### EXERCISE OBJECTIVE:
Write out every line of the material as it stands, apart from the pictures.

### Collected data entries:
/---
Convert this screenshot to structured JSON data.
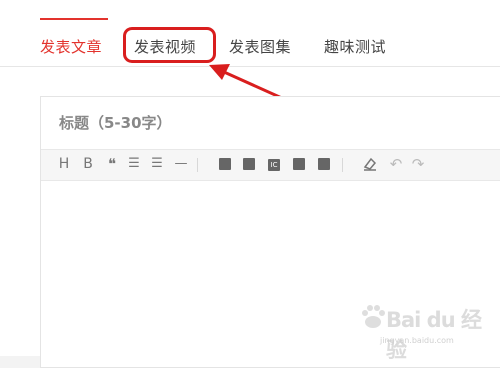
{
  "tabs": [
    {
      "label": "发表文章",
      "active": true
    },
    {
      "label": "发表视频",
      "active": false
    },
    {
      "label": "发表图集",
      "active": false
    },
    {
      "label": "趣味测试",
      "active": false
    }
  ],
  "editor": {
    "title_placeholder": "标题（5-30字）",
    "toolbar": [
      {
        "label": "H",
        "icon": "heading-icon"
      },
      {
        "label": "B",
        "icon": "bold-icon"
      },
      {
        "label": "❝",
        "icon": "quote-icon"
      },
      {
        "label": "☰",
        "icon": "bullet-list-icon"
      },
      {
        "label": "☰",
        "icon": "numbered-list-icon"
      },
      {
        "label": "—",
        "icon": "horizontal-rule-icon"
      },
      {
        "label": "",
        "icon": "insert-document-icon"
      },
      {
        "label": "",
        "icon": "insert-image-icon"
      },
      {
        "label": "IC",
        "icon": "insert-ic-icon"
      },
      {
        "label": "",
        "icon": "insert-video-icon"
      },
      {
        "label": "",
        "icon": "insert-chart-icon"
      },
      {
        "label": "",
        "icon": "clear-format-icon"
      },
      {
        "label": "↶",
        "icon": "undo-icon"
      },
      {
        "label": "↷",
        "icon": "redo-icon"
      }
    ]
  },
  "watermark": {
    "text": "Bai du 经验",
    "url": "jingyan.baidu.com"
  },
  "colors": {
    "accent": "#e3332d",
    "annotation": "#d91e1e"
  }
}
\---
### OUTPUT FOR THIS EXERCISE:
Convert this screenshot to structured JSON data.
{
  "tabs": [
    {
      "label": "发表文章",
      "active": true
    },
    {
      "label": "发表视频",
      "active": false
    },
    {
      "label": "发表图集",
      "active": false
    },
    {
      "label": "趣味测试",
      "active": false
    }
  ],
  "editor": {
    "title_placeholder": "标题（5-30字）",
    "toolbar": [
      {
        "label": "H",
        "icon": "heading-icon"
      },
      {
        "label": "B",
        "icon": "bold-icon"
      },
      {
        "label": "❝",
        "icon": "quote-icon"
      },
      {
        "label": "☰",
        "icon": "bullet-list-icon"
      },
      {
        "label": "☰",
        "icon": "numbered-list-icon"
      },
      {
        "label": "—",
        "icon": "horizontal-rule-icon"
      },
      {
        "label": "",
        "icon": "insert-document-icon"
      },
      {
        "label": "",
        "icon": "insert-image-icon"
      },
      {
        "label": "IC",
        "icon": "insert-ic-icon"
      },
      {
        "label": "",
        "icon": "insert-video-icon"
      },
      {
        "label": "",
        "icon": "insert-chart-icon"
      },
      {
        "label": "",
        "icon": "clear-format-icon"
      },
      {
        "label": "↶",
        "icon": "undo-icon"
      },
      {
        "label": "↷",
        "icon": "redo-icon"
      }
    ]
  },
  "watermark": {
    "text": "Bai du 经验",
    "url": "jingyan.baidu.com"
  },
  "colors": {
    "accent": "#e3332d",
    "annotation": "#d91e1e"
  }
}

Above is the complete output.